» Goal:
Pictures do not belong in the copy, so please give every entry below again exactly.

» Input for this task:
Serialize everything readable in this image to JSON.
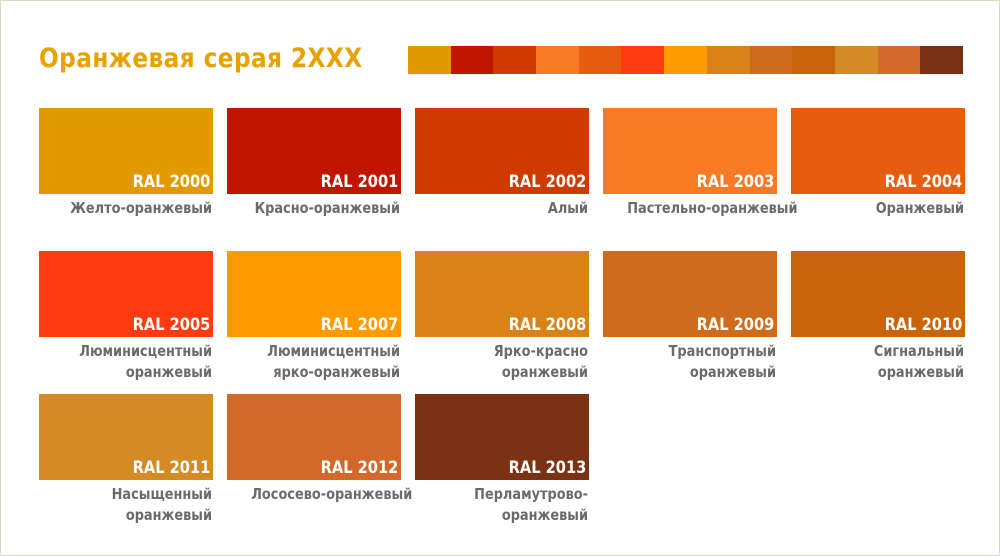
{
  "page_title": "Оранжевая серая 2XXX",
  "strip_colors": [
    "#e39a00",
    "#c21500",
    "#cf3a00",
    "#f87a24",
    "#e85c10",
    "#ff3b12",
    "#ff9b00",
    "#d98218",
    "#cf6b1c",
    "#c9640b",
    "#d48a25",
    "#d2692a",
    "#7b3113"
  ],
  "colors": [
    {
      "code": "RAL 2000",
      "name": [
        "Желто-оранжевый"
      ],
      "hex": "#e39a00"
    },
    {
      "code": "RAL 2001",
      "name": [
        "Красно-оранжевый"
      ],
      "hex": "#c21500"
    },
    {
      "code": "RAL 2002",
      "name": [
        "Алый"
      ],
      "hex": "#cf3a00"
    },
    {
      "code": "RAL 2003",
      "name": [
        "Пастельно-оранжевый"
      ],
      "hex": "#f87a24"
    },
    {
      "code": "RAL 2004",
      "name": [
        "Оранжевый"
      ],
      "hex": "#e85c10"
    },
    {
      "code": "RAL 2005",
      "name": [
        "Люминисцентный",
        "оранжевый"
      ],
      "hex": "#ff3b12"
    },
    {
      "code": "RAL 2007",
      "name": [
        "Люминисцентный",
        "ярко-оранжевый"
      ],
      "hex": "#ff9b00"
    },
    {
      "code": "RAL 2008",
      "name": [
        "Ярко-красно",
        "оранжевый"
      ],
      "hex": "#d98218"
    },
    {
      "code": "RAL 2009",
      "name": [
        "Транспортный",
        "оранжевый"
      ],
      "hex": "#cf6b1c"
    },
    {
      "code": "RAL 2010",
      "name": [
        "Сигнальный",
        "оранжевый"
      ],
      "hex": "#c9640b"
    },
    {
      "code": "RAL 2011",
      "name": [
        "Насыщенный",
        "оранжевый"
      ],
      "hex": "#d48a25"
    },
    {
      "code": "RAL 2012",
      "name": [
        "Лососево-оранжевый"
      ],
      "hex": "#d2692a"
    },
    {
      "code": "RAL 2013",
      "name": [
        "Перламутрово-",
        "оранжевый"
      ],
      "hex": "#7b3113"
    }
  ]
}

» The response:
Serialize everything readable in this image to JSON.
{
  "page_title": "Оранжевая серая 2XXX",
  "strip_colors": [
    "#e39a00",
    "#c21500",
    "#cf3a00",
    "#f87a24",
    "#e85c10",
    "#ff3b12",
    "#ff9b00",
    "#d98218",
    "#cf6b1c",
    "#c9640b",
    "#d48a25",
    "#d2692a",
    "#7b3113"
  ],
  "colors": [
    {
      "code": "RAL 2000",
      "name": [
        "Желто-оранжевый"
      ],
      "hex": "#e39a00"
    },
    {
      "code": "RAL 2001",
      "name": [
        "Красно-оранжевый"
      ],
      "hex": "#c21500"
    },
    {
      "code": "RAL 2002",
      "name": [
        "Алый"
      ],
      "hex": "#cf3a00"
    },
    {
      "code": "RAL 2003",
      "name": [
        "Пастельно-оранжевый"
      ],
      "hex": "#f87a24"
    },
    {
      "code": "RAL 2004",
      "name": [
        "Оранжевый"
      ],
      "hex": "#e85c10"
    },
    {
      "code": "RAL 2005",
      "name": [
        "Люминисцентный",
        "оранжевый"
      ],
      "hex": "#ff3b12"
    },
    {
      "code": "RAL 2007",
      "name": [
        "Люминисцентный",
        "ярко-оранжевый"
      ],
      "hex": "#ff9b00"
    },
    {
      "code": "RAL 2008",
      "name": [
        "Ярко-красно",
        "оранжевый"
      ],
      "hex": "#d98218"
    },
    {
      "code": "RAL 2009",
      "name": [
        "Транспортный",
        "оранжевый"
      ],
      "hex": "#cf6b1c"
    },
    {
      "code": "RAL 2010",
      "name": [
        "Сигнальный",
        "оранжевый"
      ],
      "hex": "#c9640b"
    },
    {
      "code": "RAL 2011",
      "name": [
        "Насыщенный",
        "оранжевый"
      ],
      "hex": "#d48a25"
    },
    {
      "code": "RAL 2012",
      "name": [
        "Лососево-оранжевый"
      ],
      "hex": "#d2692a"
    },
    {
      "code": "RAL 2013",
      "name": [
        "Перламутрово-",
        "оранжевый"
      ],
      "hex": "#7b3113"
    }
  ]
}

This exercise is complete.